REQUIREMENTS: Going through the material below, please gather all lines with the word "framboids" in them.

SUPPLIED DATA:
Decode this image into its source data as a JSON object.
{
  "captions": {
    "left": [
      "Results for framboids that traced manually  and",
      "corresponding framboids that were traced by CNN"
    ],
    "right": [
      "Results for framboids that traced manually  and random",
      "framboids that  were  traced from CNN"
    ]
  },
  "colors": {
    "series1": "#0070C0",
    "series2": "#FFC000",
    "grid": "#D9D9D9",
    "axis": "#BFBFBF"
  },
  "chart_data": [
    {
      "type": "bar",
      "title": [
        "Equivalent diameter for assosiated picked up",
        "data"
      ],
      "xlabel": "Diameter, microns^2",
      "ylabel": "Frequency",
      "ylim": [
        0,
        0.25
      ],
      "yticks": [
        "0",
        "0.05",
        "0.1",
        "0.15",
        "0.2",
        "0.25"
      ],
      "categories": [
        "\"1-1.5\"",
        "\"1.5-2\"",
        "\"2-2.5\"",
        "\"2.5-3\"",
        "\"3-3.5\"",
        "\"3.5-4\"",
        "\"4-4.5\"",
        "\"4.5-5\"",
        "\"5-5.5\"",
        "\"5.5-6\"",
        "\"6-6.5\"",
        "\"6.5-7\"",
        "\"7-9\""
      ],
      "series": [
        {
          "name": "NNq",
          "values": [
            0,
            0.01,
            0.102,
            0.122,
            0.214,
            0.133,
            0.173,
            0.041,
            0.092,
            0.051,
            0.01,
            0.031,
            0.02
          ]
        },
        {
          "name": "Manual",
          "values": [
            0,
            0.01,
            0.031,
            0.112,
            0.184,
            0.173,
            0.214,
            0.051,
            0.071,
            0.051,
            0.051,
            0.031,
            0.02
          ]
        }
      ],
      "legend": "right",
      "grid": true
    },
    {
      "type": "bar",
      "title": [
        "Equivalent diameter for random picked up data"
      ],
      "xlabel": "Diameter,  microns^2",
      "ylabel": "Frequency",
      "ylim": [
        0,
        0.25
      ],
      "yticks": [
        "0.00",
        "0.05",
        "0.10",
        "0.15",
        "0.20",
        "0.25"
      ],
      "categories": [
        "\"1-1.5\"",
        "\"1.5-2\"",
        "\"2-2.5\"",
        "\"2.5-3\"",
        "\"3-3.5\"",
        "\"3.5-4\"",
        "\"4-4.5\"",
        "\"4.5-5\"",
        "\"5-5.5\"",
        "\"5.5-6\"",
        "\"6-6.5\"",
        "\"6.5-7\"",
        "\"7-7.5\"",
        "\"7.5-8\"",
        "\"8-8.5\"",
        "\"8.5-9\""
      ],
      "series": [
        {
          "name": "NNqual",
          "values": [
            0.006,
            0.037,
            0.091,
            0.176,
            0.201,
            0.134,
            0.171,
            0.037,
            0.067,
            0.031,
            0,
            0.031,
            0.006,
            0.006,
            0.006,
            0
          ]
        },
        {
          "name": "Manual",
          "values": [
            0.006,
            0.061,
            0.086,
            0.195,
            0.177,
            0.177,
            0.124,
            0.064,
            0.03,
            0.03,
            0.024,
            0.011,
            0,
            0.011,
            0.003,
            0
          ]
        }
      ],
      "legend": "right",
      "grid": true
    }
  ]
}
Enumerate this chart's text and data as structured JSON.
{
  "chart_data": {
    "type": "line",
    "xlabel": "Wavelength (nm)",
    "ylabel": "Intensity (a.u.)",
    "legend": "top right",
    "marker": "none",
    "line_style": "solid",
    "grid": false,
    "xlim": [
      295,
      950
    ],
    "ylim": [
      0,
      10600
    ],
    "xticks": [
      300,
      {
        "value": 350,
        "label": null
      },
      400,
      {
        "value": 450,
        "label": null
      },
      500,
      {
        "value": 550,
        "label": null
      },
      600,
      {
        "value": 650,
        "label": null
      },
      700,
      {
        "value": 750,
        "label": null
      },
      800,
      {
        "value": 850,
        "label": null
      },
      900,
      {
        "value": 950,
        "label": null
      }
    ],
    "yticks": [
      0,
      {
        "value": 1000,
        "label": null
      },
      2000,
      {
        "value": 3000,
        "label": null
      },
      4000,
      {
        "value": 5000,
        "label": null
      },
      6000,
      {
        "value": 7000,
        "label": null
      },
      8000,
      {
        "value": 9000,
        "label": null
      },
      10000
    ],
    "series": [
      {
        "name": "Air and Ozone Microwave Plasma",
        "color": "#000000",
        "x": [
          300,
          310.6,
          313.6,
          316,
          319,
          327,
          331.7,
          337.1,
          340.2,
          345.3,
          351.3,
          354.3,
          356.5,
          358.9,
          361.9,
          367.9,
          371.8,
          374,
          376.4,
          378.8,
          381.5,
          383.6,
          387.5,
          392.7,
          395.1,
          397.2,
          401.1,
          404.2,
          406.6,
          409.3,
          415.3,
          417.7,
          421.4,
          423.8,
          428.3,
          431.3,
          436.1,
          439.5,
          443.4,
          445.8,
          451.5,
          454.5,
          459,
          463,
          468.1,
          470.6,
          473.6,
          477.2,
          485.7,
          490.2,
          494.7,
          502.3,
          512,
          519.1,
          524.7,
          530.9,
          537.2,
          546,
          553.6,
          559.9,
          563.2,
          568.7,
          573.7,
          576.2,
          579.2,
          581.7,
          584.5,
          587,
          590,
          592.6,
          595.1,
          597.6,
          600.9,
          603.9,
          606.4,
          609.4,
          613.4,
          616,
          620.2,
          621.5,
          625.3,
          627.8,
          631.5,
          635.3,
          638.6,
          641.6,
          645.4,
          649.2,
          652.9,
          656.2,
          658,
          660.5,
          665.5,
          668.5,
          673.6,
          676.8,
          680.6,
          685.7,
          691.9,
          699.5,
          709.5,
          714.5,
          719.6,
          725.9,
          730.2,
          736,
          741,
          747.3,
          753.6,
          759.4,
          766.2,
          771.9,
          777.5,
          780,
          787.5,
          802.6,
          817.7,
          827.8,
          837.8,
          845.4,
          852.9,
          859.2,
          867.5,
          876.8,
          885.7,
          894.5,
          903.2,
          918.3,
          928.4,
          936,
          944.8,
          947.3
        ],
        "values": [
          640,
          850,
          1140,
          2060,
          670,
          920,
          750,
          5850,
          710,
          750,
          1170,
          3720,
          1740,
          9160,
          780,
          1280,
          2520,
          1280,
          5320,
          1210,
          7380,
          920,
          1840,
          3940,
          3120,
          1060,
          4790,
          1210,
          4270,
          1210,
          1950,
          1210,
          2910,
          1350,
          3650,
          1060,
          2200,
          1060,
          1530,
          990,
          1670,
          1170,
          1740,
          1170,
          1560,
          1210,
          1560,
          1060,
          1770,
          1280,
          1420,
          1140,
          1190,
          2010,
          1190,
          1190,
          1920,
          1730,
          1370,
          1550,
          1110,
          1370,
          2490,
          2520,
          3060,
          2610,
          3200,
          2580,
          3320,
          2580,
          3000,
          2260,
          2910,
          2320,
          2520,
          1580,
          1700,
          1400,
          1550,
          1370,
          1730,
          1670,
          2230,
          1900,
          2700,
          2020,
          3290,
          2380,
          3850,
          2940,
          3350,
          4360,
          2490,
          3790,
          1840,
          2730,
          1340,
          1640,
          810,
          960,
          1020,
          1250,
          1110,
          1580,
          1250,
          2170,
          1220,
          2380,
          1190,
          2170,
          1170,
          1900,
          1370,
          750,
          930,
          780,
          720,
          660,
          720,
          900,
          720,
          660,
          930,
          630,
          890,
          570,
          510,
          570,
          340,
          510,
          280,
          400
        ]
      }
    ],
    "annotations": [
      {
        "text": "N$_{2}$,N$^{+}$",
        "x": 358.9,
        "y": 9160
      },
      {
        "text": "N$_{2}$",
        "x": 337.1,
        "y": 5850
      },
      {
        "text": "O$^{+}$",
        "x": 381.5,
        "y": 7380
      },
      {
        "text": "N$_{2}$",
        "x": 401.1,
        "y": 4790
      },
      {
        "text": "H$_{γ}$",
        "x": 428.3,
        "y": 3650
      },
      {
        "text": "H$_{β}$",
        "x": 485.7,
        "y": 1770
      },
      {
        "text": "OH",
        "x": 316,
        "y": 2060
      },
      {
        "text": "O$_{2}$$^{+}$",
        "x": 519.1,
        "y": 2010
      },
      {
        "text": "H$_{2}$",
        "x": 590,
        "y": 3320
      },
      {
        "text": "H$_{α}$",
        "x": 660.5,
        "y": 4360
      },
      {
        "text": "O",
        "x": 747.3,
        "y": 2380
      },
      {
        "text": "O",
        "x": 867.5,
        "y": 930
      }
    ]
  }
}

THE SOLUTION:
      "Results for framboids that traced manually  and",
      "corresponding framboids that were traced by CNN"
      "Results for framboids that traced manually  and random",
      "framboids that  were  traced from CNN"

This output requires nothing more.